▶ [Task statement]: In the listing below, find every line containing "trồng" and copy it out.

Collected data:

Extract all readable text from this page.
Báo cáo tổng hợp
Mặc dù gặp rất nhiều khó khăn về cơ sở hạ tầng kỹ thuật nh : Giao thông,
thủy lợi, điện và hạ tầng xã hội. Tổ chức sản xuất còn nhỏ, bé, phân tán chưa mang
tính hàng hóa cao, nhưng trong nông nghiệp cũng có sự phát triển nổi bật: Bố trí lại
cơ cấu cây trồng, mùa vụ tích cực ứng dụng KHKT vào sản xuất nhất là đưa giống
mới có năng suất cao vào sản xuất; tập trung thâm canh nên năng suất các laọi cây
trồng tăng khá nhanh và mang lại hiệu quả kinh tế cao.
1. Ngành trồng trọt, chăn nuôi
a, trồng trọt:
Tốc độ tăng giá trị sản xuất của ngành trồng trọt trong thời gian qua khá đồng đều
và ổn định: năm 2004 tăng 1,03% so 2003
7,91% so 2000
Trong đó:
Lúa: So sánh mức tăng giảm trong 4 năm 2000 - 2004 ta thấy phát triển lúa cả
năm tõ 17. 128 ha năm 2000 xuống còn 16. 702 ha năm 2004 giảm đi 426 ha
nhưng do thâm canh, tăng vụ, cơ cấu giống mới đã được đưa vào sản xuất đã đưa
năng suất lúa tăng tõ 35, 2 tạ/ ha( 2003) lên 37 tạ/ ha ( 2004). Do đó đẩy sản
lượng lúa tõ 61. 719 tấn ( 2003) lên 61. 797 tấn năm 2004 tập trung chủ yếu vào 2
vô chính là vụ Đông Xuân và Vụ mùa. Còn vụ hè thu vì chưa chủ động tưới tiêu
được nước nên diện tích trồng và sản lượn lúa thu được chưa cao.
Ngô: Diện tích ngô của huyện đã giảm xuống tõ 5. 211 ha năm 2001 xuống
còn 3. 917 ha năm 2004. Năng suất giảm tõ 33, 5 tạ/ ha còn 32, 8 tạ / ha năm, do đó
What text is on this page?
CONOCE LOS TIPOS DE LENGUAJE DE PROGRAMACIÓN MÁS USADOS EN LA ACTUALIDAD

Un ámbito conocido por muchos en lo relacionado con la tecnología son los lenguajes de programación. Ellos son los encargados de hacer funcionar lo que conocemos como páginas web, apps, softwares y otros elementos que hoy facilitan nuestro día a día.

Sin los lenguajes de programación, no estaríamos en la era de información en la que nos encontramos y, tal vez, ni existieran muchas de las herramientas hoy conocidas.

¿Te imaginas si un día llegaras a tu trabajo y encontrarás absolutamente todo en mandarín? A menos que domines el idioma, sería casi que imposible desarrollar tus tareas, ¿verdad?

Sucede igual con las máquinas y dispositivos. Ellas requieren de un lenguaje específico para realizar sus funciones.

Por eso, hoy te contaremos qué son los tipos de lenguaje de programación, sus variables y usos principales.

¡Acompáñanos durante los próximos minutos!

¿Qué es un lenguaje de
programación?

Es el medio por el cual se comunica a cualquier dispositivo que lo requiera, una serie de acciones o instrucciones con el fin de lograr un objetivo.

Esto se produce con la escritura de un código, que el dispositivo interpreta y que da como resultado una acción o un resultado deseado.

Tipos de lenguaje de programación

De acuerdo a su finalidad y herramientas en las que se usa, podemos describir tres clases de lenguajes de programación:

▶ [The reply]:
cơ cấu cây trồng, mùa vụ tích cực ứng dụng KHKT vào sản xuất nhất là đưa giống
trồng tăng khá nhanh và mang lại hiệu quả kinh tế cao.
1. Ngành trồng trọt, chăn nuôi
a, trồng trọt:
Tốc độ tăng giá trị sản xuất của ngành trồng trọt trong thời gian qua khá đồng đều
được nước nên diện tích trồng và sản lượn lúa thu được chưa cao.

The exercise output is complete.